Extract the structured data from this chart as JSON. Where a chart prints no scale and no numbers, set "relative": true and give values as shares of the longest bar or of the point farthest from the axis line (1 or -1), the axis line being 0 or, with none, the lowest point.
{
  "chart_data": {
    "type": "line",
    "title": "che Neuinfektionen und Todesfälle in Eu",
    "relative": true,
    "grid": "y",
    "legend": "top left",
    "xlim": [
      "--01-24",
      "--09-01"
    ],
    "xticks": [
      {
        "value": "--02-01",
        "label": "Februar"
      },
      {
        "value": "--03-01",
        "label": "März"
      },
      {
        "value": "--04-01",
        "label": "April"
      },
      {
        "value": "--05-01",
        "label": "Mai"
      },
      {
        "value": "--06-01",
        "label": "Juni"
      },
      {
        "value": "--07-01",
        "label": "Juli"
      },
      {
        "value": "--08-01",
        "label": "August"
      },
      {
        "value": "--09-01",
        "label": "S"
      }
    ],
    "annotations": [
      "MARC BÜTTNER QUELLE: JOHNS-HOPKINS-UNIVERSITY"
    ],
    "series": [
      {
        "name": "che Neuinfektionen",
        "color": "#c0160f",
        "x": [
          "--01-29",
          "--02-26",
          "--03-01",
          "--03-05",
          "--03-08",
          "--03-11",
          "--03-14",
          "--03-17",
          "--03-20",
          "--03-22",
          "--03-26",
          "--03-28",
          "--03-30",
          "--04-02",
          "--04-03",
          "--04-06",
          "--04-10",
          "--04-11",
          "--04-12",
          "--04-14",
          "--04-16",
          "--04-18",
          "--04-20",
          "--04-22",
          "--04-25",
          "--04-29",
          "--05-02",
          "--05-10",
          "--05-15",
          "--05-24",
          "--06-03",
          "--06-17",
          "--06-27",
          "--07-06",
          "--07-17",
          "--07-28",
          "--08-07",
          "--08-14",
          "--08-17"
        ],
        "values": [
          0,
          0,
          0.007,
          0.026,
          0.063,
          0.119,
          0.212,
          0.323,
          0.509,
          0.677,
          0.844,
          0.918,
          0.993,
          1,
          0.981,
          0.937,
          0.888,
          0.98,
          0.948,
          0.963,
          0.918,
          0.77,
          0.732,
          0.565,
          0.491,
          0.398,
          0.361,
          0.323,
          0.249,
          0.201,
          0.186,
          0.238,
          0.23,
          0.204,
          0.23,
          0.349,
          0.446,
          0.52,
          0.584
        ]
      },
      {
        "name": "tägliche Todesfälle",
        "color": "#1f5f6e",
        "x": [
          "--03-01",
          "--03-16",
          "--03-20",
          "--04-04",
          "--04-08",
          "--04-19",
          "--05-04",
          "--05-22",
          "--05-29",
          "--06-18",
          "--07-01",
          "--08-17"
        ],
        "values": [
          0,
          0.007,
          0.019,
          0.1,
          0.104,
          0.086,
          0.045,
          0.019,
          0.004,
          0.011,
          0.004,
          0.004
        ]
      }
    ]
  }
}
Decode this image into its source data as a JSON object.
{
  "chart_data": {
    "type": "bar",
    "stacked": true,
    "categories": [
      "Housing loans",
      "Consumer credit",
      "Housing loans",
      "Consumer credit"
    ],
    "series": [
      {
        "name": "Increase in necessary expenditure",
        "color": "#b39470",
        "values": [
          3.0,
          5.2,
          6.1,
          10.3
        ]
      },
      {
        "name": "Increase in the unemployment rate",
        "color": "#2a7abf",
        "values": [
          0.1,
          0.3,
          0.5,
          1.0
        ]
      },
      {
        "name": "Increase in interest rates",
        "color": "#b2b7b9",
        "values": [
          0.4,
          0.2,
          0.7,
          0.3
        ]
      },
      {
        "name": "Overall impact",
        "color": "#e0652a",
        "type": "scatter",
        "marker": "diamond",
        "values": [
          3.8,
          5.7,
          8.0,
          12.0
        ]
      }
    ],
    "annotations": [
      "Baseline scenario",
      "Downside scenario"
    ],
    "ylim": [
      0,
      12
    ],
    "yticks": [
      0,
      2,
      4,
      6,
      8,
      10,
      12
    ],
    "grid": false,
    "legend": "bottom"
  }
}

========================================================================

Write out all the lines again, exactly as they are.

Extract the structured data from this chart as JSON. Where a chart prints no scale and no numbers, set "relative": true and give values as shares of the longest bar or of the point farthest from the axis line (1 or -1), the axis line being 0 or, with none, the lowest point.
{
  "chart_data": {
    "type": "line",
    "title": "che Neuinfektionen und Todesfälle in Eu",
    "relative": true,
    "grid": "y",
    "legend": "top left",
    "xlim": [
      "--01-24",
      "--09-01"
    ],
    "xticks": [
      {
        "value": "--02-01",
        "label": "Februar"
      },
      {
        "value": "--03-01",
        "label": "März"
      },
      {
        "value": "--04-01",
        "label": "April"
      },
      {
        "value": "--05-01",
        "label": "Mai"
      },
      {
        "value": "--06-01",
        "label": "Juni"
      },
      {
        "value": "--07-01",
        "label": "Juli"
      },
      {
        "value": "--08-01",
        "label": "August"
      },
      {
        "value": "--09-01",
        "label": "S"
      }
    ],
    "annotations": [
      "MARC BÜTTNER QUELLE: JOHNS-HOPKINS-UNIVERSITY"
    ],
    "series": [
      {
        "name": "che Neuinfektionen",
        "color": "#c0160f",
        "x": [
          "--01-29",
          "--02-26",
          "--03-01",
          "--03-05",
          "--03-08",
          "--03-11",
          "--03-14",
          "--03-17",
          "--03-20",
          "--03-22",
          "--03-26",
          "--03-28",
          "--03-30",
          "--04-02",
          "--04-03",
          "--04-06",
          "--04-10",
          "--04-11",
          "--04-12",
          "--04-14",
          "--04-16",
          "--04-18",
          "--04-20",
          "--04-22",
          "--04-25",
          "--04-29",
          "--05-02",
          "--05-10",
          "--05-15",
          "--05-24",
          "--06-03",
          "--06-17",
          "--06-27",
          "--07-06",
          "--07-17",
          "--07-28",
          "--08-07",
          "--08-14",
          "--08-17"
        ],
        "values": [
          0,
          0,
          0.007,
          0.026,
          0.063,
          0.119,
          0.212,
          0.323,
          0.509,
          0.677,
          0.844,
          0.918,
          0.993,
          1,
          0.981,
          0.937,
          0.888,
          0.98,
          0.948,
          0.963,
          0.918,
          0.77,
          0.732,
          0.565,
          0.491,
          0.398,
          0.361,
          0.323,
          0.249,
          0.201,
          0.186,
          0.238,
          0.23,
          0.204,
          0.23,
          0.349,
          0.446,
          0.52,
          0.584
        ]
      },
      {
        "name": "tägliche Todesfälle",
        "color": "#1f5f6e",
        "x": [
          "--03-01",
          "--03-16",
          "--03-20",
          "--04-04",
          "--04-08",
          "--04-19",
          "--05-04",
          "--05-22",
          "--05-29",
          "--06-18",
          "--07-01",
          "--08-17"
        ],
        "values": [
          0,
          0.007,
          0.019,
          0.1,
          0.104,
          0.086,
          0.045,
          0.019,
          0.004,
          0.011,
          0.004,
          0.004
        ]
      }
    ]
  }
}
Decode this image into its source data as a JSON object.
{
  "chart_data": {
    "type": "bar",
    "stacked": true,
    "categories": [
      "Housing loans",
      "Consumer credit",
      "Housing loans",
      "Consumer credit"
    ],
    "series": [
      {
        "name": "Increase in necessary expenditure",
        "color": "#b39470",
        "values": [
          3.0,
          5.2,
          6.1,
          10.3
        ]
      },
      {
        "name": "Increase in the unemployment rate",
        "color": "#2a7abf",
        "values": [
          0.1,
          0.3,
          0.5,
          1.0
        ]
      },
      {
        "name": "Increase in interest rates",
        "color": "#b2b7b9",
        "values": [
          0.4,
          0.2,
          0.7,
          0.3
        ]
      },
      {
        "name": "Overall impact",
        "color": "#e0652a",
        "type": "scatter",
        "marker": "diamond",
        "values": [
          3.8,
          5.7,
          8.0,
          12.0
        ]
      }
    ],
    "annotations": [
      "Baseline scenario",
      "Downside scenario"
    ],
    "ylim": [
      0,
      12
    ],
    "yticks": [
      0,
      2,
      4,
      6,
      8,
      10,
      12
    ],
    "grid": false,
    "legend": "bottom"
  }
}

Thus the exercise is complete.